TASK INSTRUCTIONS
Of the lines below, count those containing the word "name". Reply with the number alone.

-- Begin THE RECORDS --

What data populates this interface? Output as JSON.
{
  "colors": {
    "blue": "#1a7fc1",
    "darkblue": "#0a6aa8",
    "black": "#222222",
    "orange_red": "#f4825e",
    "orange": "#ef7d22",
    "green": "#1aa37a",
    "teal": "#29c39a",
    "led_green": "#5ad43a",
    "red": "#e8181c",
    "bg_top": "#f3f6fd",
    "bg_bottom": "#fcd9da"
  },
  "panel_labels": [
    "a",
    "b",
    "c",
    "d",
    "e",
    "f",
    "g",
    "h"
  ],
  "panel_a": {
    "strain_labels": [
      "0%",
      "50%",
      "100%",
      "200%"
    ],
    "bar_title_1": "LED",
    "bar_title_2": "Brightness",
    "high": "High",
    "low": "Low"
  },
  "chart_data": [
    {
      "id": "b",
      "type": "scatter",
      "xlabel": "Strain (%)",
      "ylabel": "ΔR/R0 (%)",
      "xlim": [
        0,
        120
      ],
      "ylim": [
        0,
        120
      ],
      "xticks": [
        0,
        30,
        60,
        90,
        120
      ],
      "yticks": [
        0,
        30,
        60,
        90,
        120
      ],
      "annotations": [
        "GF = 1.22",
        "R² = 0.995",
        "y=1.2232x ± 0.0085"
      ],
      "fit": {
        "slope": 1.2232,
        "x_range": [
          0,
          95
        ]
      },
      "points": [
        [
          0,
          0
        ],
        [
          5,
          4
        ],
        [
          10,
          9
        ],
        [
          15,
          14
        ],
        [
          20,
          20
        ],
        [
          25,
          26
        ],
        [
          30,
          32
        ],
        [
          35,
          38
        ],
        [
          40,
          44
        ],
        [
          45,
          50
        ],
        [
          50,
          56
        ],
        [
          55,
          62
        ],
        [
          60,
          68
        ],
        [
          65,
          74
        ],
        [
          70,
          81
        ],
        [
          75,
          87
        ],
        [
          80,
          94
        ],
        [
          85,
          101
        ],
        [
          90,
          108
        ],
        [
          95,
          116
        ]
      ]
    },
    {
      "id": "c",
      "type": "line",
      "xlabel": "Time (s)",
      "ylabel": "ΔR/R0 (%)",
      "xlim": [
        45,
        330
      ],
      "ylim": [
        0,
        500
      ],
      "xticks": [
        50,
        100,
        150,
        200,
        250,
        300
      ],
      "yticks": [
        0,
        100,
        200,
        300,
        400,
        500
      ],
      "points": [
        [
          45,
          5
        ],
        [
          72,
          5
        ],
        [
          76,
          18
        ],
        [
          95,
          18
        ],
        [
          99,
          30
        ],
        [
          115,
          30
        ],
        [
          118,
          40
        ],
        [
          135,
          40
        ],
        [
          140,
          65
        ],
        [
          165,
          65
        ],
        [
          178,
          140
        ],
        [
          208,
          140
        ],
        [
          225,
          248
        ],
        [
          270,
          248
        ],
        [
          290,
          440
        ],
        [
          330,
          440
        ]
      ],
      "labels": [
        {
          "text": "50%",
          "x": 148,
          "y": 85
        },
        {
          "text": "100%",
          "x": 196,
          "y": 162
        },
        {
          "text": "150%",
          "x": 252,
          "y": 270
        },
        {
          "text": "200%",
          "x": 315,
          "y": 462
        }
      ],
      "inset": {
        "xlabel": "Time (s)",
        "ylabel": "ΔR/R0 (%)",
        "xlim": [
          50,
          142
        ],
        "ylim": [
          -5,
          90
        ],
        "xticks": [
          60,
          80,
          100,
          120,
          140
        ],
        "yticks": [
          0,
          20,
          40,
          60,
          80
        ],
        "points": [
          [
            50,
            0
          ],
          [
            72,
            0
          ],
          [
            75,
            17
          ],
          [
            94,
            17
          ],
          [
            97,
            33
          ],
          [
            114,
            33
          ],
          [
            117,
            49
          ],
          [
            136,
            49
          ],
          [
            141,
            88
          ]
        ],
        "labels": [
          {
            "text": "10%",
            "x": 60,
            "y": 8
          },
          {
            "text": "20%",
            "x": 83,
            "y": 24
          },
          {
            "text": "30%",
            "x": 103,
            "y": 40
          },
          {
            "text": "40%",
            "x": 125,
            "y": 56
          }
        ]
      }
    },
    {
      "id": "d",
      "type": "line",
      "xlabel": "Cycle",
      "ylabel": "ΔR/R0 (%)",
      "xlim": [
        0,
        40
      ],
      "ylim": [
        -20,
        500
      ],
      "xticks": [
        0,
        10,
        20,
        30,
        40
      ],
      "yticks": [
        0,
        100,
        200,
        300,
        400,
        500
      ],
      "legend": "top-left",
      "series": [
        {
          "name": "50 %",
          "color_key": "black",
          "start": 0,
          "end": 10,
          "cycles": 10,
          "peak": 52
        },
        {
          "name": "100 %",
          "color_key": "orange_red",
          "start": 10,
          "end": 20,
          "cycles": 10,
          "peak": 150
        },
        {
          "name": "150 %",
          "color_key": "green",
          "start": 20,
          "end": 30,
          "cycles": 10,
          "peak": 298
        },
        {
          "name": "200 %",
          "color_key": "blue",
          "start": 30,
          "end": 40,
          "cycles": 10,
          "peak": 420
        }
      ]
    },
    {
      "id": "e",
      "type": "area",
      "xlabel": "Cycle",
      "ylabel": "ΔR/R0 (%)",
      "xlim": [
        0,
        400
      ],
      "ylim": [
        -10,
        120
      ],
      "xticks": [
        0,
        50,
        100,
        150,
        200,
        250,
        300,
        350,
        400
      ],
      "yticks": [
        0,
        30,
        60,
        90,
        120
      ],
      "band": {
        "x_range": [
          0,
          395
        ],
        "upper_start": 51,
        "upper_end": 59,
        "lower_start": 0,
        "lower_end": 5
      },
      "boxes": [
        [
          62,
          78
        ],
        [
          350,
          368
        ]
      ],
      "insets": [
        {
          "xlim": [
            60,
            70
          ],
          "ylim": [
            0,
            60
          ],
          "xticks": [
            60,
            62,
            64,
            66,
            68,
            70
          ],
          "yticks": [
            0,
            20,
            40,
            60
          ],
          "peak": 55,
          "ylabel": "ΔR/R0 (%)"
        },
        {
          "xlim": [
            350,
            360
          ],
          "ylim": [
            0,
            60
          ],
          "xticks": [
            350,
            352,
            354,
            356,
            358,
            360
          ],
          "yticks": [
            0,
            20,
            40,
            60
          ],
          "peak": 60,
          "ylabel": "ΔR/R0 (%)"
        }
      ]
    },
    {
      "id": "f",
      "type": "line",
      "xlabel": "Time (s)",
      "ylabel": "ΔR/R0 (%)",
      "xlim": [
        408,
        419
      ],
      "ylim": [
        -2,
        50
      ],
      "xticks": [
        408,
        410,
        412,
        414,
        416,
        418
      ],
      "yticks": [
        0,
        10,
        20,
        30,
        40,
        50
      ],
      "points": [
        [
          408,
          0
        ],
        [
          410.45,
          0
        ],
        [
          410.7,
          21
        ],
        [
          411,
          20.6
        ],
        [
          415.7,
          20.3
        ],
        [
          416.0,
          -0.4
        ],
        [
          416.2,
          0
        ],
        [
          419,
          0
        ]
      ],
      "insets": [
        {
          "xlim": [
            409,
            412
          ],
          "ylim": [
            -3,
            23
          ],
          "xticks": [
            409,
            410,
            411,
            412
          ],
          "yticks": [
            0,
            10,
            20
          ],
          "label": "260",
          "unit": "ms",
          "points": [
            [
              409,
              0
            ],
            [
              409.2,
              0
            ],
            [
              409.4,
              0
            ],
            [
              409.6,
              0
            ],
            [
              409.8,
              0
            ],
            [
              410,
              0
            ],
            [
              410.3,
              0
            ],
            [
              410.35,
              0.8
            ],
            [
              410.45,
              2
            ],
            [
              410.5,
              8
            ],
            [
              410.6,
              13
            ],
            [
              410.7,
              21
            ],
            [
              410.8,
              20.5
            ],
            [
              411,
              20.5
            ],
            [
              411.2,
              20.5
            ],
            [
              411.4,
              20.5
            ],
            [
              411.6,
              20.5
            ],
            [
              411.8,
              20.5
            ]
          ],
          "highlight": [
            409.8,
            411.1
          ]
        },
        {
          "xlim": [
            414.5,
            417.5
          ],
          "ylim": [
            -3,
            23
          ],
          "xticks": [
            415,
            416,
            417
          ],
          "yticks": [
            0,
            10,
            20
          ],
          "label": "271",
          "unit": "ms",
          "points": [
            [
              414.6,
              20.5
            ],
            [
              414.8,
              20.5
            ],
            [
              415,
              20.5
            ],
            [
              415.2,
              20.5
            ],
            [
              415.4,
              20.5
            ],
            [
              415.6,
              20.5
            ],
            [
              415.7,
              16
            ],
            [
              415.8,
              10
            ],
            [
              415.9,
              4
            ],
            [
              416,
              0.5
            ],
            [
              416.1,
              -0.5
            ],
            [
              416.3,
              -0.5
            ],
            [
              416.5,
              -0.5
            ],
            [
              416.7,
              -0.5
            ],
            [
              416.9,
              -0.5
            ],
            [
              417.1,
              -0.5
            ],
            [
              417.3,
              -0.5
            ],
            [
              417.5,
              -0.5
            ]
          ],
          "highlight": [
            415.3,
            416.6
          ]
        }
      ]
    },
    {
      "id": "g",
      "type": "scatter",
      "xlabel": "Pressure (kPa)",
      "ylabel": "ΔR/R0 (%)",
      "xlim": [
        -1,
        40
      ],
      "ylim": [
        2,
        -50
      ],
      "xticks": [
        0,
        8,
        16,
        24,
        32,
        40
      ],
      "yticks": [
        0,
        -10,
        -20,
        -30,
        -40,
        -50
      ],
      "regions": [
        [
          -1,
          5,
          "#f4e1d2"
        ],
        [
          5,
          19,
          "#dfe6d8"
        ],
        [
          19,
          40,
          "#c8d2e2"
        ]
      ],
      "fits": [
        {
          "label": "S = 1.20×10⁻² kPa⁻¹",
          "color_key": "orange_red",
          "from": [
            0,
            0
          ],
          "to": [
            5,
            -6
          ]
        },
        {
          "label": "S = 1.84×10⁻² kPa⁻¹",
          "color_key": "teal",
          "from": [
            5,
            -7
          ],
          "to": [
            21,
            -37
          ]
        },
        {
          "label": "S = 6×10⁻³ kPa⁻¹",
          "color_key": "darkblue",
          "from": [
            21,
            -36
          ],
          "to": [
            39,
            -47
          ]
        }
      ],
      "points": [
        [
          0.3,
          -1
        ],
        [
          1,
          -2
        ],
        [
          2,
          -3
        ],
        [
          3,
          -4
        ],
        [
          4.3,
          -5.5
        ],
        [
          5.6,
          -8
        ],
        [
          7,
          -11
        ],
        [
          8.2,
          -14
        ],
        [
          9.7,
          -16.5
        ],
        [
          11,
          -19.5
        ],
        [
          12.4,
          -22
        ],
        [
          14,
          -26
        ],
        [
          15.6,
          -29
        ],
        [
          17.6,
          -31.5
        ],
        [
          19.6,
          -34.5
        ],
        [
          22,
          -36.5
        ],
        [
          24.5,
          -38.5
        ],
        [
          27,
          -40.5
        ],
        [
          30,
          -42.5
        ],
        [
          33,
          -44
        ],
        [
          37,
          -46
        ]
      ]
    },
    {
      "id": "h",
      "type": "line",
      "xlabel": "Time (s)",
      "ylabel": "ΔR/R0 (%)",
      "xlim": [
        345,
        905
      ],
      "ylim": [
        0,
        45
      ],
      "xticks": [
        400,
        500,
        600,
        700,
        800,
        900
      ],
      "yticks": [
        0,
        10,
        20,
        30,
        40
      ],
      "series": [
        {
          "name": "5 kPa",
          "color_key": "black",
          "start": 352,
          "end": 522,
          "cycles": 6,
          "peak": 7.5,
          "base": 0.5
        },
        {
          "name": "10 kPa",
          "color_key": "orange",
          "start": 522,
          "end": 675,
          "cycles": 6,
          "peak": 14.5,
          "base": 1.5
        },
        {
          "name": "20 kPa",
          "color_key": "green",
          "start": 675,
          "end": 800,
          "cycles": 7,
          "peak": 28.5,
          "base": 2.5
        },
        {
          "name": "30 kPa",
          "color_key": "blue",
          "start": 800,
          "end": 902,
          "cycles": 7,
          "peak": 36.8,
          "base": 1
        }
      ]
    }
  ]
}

-- End THE RECORDS --

EXPECTED ANSWER
8